Task to carry out => In the records that come next, find every line with "hasshāmayim". Return those lines.

Data listing =>
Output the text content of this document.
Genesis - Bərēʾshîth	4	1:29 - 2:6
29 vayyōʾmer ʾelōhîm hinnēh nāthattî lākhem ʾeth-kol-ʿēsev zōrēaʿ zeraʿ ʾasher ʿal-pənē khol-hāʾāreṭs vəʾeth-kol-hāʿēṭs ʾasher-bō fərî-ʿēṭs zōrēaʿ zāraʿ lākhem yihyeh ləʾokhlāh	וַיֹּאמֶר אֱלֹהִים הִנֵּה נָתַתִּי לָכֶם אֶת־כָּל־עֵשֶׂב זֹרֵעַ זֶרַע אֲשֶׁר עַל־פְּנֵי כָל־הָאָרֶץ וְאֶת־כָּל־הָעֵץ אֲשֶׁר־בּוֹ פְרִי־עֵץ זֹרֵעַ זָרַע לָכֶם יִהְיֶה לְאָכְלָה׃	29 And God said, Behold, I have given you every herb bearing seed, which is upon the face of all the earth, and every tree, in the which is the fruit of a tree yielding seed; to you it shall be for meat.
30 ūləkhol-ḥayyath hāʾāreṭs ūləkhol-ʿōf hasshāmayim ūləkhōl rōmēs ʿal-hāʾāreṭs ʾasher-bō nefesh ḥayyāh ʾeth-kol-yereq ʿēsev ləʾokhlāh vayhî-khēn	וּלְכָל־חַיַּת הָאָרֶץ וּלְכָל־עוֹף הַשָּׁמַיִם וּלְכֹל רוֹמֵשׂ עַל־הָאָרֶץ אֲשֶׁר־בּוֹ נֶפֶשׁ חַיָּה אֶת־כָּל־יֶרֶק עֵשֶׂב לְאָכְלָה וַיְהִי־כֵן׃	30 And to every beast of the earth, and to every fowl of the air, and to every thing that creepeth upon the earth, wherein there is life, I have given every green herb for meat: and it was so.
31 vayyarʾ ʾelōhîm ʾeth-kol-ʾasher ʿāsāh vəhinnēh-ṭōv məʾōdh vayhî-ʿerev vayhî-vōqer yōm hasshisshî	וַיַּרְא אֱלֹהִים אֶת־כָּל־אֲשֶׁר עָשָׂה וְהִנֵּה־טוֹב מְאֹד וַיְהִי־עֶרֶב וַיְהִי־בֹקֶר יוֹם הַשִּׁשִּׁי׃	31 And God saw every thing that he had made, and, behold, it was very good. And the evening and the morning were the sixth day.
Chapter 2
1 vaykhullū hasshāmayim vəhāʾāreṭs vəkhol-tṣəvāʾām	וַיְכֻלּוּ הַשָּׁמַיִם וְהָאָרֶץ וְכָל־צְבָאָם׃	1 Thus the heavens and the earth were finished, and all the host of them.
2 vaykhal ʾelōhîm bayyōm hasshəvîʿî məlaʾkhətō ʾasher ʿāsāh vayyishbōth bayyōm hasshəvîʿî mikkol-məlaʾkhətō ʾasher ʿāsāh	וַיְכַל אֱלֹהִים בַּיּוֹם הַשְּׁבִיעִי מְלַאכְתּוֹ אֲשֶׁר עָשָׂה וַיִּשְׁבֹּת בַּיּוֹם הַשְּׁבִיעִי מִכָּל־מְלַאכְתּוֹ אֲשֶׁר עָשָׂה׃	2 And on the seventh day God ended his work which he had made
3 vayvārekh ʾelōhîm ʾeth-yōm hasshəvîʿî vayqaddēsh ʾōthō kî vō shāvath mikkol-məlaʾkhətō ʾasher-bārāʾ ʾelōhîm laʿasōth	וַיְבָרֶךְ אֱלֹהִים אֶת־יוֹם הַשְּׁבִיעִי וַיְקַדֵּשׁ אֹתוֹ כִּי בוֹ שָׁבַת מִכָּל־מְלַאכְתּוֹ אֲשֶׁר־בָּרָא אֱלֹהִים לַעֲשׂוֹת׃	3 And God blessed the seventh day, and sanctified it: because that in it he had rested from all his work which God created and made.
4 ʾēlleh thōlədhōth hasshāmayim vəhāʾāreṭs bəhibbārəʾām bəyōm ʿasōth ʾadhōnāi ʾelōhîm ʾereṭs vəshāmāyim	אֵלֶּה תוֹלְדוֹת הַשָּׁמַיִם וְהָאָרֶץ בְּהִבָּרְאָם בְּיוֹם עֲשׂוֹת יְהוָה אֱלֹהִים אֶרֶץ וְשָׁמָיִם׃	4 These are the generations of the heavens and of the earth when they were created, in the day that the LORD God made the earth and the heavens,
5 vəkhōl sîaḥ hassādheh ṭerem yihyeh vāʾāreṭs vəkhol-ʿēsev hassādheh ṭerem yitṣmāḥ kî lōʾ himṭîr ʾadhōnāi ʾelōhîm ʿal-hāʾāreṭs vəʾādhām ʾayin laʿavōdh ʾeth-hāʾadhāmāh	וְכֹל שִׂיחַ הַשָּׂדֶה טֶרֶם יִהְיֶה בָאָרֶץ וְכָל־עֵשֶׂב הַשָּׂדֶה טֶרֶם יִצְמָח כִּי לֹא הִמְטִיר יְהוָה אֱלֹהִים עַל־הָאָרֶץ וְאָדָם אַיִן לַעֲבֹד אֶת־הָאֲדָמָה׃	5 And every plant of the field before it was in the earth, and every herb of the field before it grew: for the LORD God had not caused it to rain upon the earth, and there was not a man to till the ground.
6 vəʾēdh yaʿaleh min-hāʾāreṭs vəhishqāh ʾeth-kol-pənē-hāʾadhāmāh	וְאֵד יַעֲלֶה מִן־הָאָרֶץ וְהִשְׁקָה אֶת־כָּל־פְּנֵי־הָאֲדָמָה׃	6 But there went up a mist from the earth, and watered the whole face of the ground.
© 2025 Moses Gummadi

Solved problem =>
30 ūləkhol-ḥayyath hāʾāreṭs ūləkhol-ʿōf hasshāmayim ūləkhōl rōmēs ʿal-hāʾāreṭs ʾasher-bō nefesh ḥayyāh ʾeth-kol-yereq ʿēsev ləʾokhlāh vayhî-khēn	וּלְכָל־חַיַּת הָאָרֶץ וּלְכָל־עוֹף הַשָּׁמַיִם וּלְכֹל רוֹמֵשׂ עַל־הָאָרֶץ אֲשֶׁר־בּוֹ נֶפֶשׁ חַיָּה אֶת־כָּל־יֶרֶק עֵשֶׂב לְאָכְלָה וַיְהִי־כֵן׃	30 And to every beast of the earth, and to every fowl of the air, and to every thing that creepeth upon the earth, wherein there is life, I have given every green herb for meat: and it was so.
1 vaykhullū hasshāmayim vəhāʾāreṭs vəkhol-tṣəvāʾām	וַיְכֻלּוּ הַשָּׁמַיִם וְהָאָרֶץ וְכָל־צְבָאָם׃	1 Thus the heavens and the earth were finished, and all the host of them.
4 ʾēlleh thōlədhōth hasshāmayim vəhāʾāreṭs bəhibbārəʾām bəyōm ʿasōth ʾadhōnāi ʾelōhîm ʾereṭs vəshāmāyim	אֵלֶּה תוֹלְדוֹת הַשָּׁמַיִם וְהָאָרֶץ בְּהִבָּרְאָם בְּיוֹם עֲשׂוֹת יְהוָה אֱלֹהִים אֶרֶץ וְשָׁמָיִם׃	4 These are the generations of the heavens and of the earth when they were created, in the day that the LORD God made the earth and the heavens,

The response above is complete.